__Required task__: Every line below that mentions the word "nije" should be copied out.

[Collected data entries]
--- BEGIN ---
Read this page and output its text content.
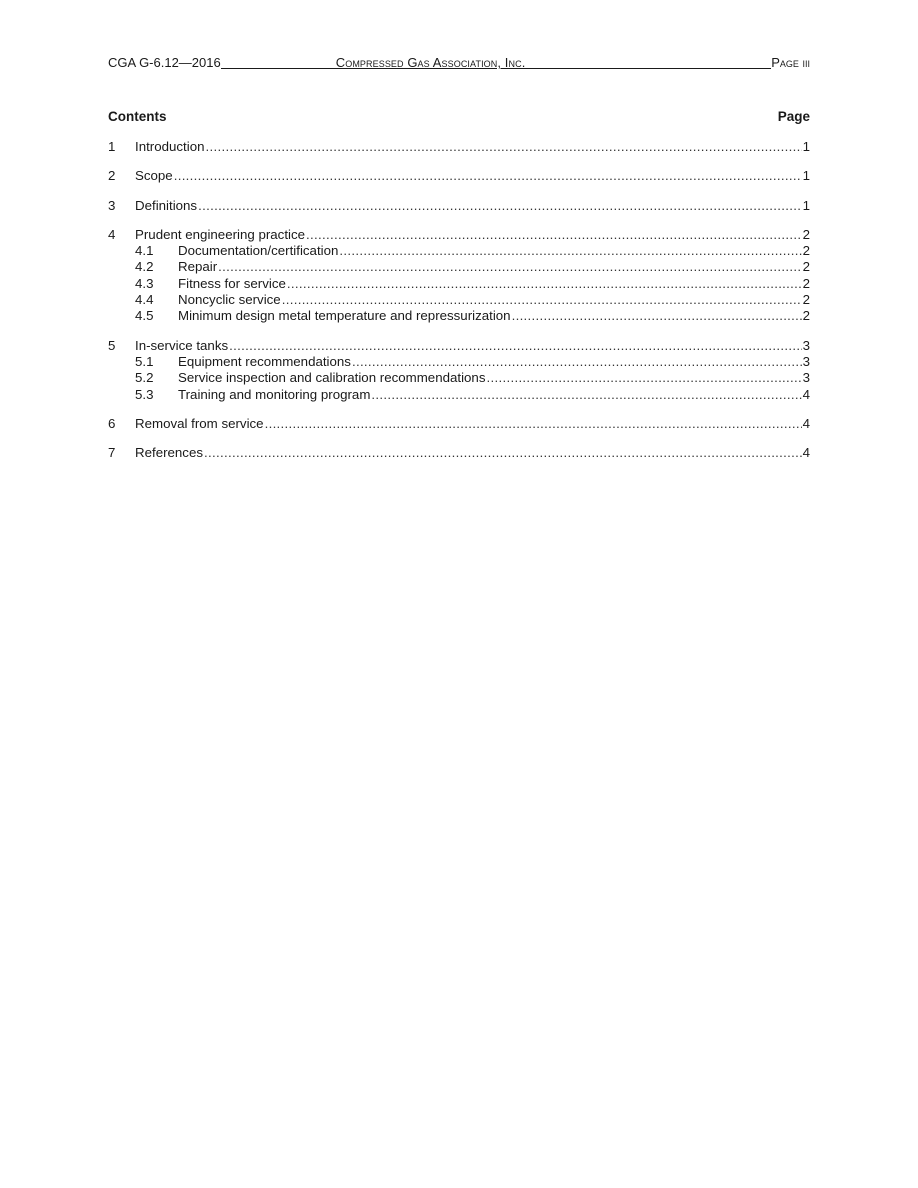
CGA G-6.12—2016	Compressed Gas Association, Inc.	Page iii
Contents	Page
1	Introduction .....	1
2	Scope .....	1
3	Definitions .....	1
4	Prudent engineering practice .....	2
4.1	Documentation/certification .....	2
4.2	Repair .....	2
4.3	Fitness for service .....	2
4.4	Noncyclic service .....	2
4.5	Minimum design metal temperature and repressurization .....	2
5	In-service tanks .....	3
5.1	Equipment recommendations .....	3
5.2	Service inspection and calibration recommendations .....	3
5.3	Training and monitoring program .....	4
6	Removal from service .....	4
7	References .....	4
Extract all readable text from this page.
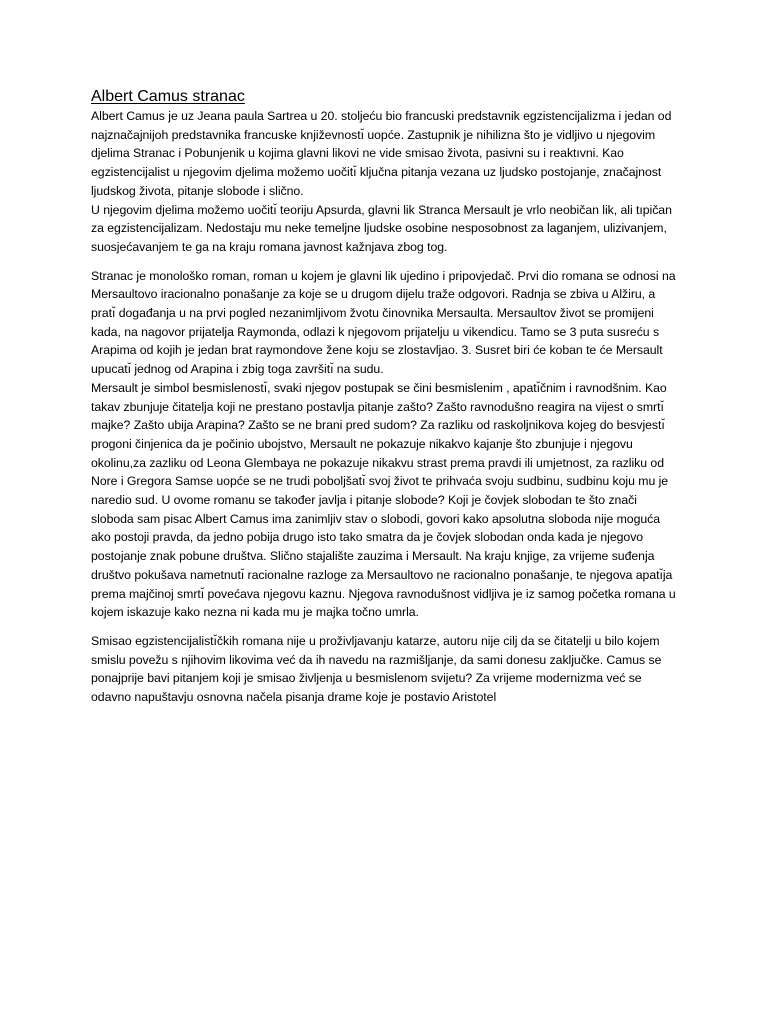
Albert Camus stranac

Albert Camus je uz Jeana paula Sartrea u 20. stoljeću bio francuski predstavnik egzistencijalizma i jedan od najznačajnijoh predstavnika francuske književnostı̆ uopće. Zastupnik je nihilizna što je vidljivo u njegovim djelima Stranac i Pobunjenik u kojima glavni likovi ne vide smisao života, pasivni su i reaktıvni. Kao egzistencijalist u njegovim djelima možemo uočitı̆ ključna pitanja vezana uz ljudsko postojanje, značajnost ljudskog života, pitanje slobode i slično.

U njegovim djelima možemo uočitı̆ teoriju Apsurda, glavni lik Stranca Mersault je vrlo neobičan lik, ali tıpičan za egzistencijalizam. Nedostaju mu neke temeljne ljudske osobine nesposobnost za laganjem, ulizivanjem, suosjećavanjem te ga na kraju romana javnost kažnjava zbog tog.

Stranac je monološko roman, roman u kojem je glavni lik ujedino i pripovjedač. Prvi dio romana se odnosi na Mersaultovo iracionalno ponašanje za koje se u drugom dijelu traže odgovori. Radnja se zbiva u Alžiru, a pratı̆ događanja u na prvi pogled nezanimljivom žvotu činovnika Mersaulta. Mersaultov život se promijeni kada, na nagovor prijatelja Raymonda, odlazi k njegovom prijatelju u vikendicu. Tamo se 3 puta susreću s Arapima od kojih je jedan brat raymondove žene koju se zlostavljao. 3. Susret biri će koban te će Mersault upucatı̆ jednog od Arapina i zbig toga završitı̆ na sudu.

Mersault je simbol besmislenostı̆, svaki njegov postupak se čini besmislenim , apatı̆čnim i ravnodšnim. Kao takav zbunjuje čitatelja koji ne prestano postavlja pitanje zašto? Zašto ravnodušno reagira na vijest o smrtı̆ majke? Zašto ubija Arapina? Zašto se ne brani pred sudom? Za razliku od raskoljnikova kojeg do besvjestı̆ progoni činjenica da je počinio ubojstvo, Mersault ne pokazuje nikakvo kajanje što zbunjuje i njegovu okolinu,za zazliku od Leona Glembaya ne pokazuje nikakvu strast prema pravdi ili umjetnost, za razliku od Nore i Gregora Samse uopće se ne trudi poboljšatı̆ svoj život te prihvaća svoju sudbinu, sudbinu koju mu je naredio sud. U ovome romanu se također javlja i pitanje slobode? Koji je čovjek slobodan te što znači sloboda sam pisac Albert Camus ima zanimljiv stav o slobodi, govori kako apsolutna sloboda nije moguća ako postoji pravda, da jedno pobija drugo isto tako smatra da je čovjek slobodan onda kada je njegovo postojanje znak pobune društva. Slično stajalište zauzima i Mersault. Na kraju knjige, za vrijeme suđenja društvo pokušava nametnutı̆ racionalne razloge za Mersaultovo ne racionalno ponašanje, te njegova apatı̆ja prema majčinoj smrtı̆ povećava njegovu kaznu. Njegova ravnodušnost vidljiva je iz samog početka romana u kojem iskazuje kako nezna ni kada mu je majka točno umrla.

Smisao egzistencijalistı̆čkih romana nije u proživljavanju katarze, autoru nije cilj da se čitatelji u bilo kojem smislu povežu s njihovim likovima već da ih navedu na razmišljanje, da sami donesu zaključke. Camus se ponajprije bavi pitanjem koji je smisao življenja u besmislenom svijetu? Za vrijeme modernizma već se odavno napuštavju osnovna načela pisanja drame koje je postavio Aristotel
--- END ---
__The completed task__:
Mersault je simbol besmislenostı̆, svaki njegov postupak se čini besmislenim , apatı̆čnim i ravnodšnim. Kao takav zbunjuje čitatelja koji ne prestano postavlja pitanje zašto? Zašto ravnodušno reagira na vijest o smrtı̆ majke? Zašto ubija Arapina? Zašto se ne brani pred sudom? Za razliku od raskoljnikova kojeg do besvjestı̆ progoni činjenica da je počinio ubojstvo, Mersault ne pokazuje nikakvo kajanje što zbunjuje i njegovu okolinu,za zazliku od Leona Glembaya ne pokazuje nikakvu strast prema pravdi ili umjetnost, za razliku od Nore i Gregora Samse uopće se ne trudi poboljšatı̆ svoj život te prihvaća svoju sudbinu, sudbinu koju mu je naredio sud. U ovome romanu se također javlja i pitanje slobode? Koji je čovjek slobodan te što znači sloboda sam pisac Albert Camus ima zanimljiv stav o slobodi, govori kako apsolutna sloboda nije moguća ako postoji pravda, da jedno pobija drugo isto tako smatra da je čovjek slobodan onda kada je njegovo postojanje znak pobune društva. Slično stajalište zauzima i Mersault. Na kraju knjige, za vrijeme suđenja društvo pokušava nametnutı̆ racionalne razloge za Mersaultovo ne racionalno ponašanje, te njegova apatı̆ja prema majčinoj smrtı̆ povećava njegovu kaznu. Njegova ravnodušnost vidljiva je iz samog početka romana u kojem iskazuje kako nezna ni kada mu je majka točno umrla.
Smisao egzistencijalistı̆čkih romana nije u proživljavanju katarze, autoru nije cilj da se čitatelji u bilo kojem smislu povežu s njihovim likovima već da ih navedu na razmišljanje, da sami donesu zaključke. Camus se ponajprije bavi pitanjem koji je smisao življenja u besmislenom svijetu? Za vrijeme modernizma već se odavno napuštavju osnovna načela pisanja drame koje je postavio Aristotel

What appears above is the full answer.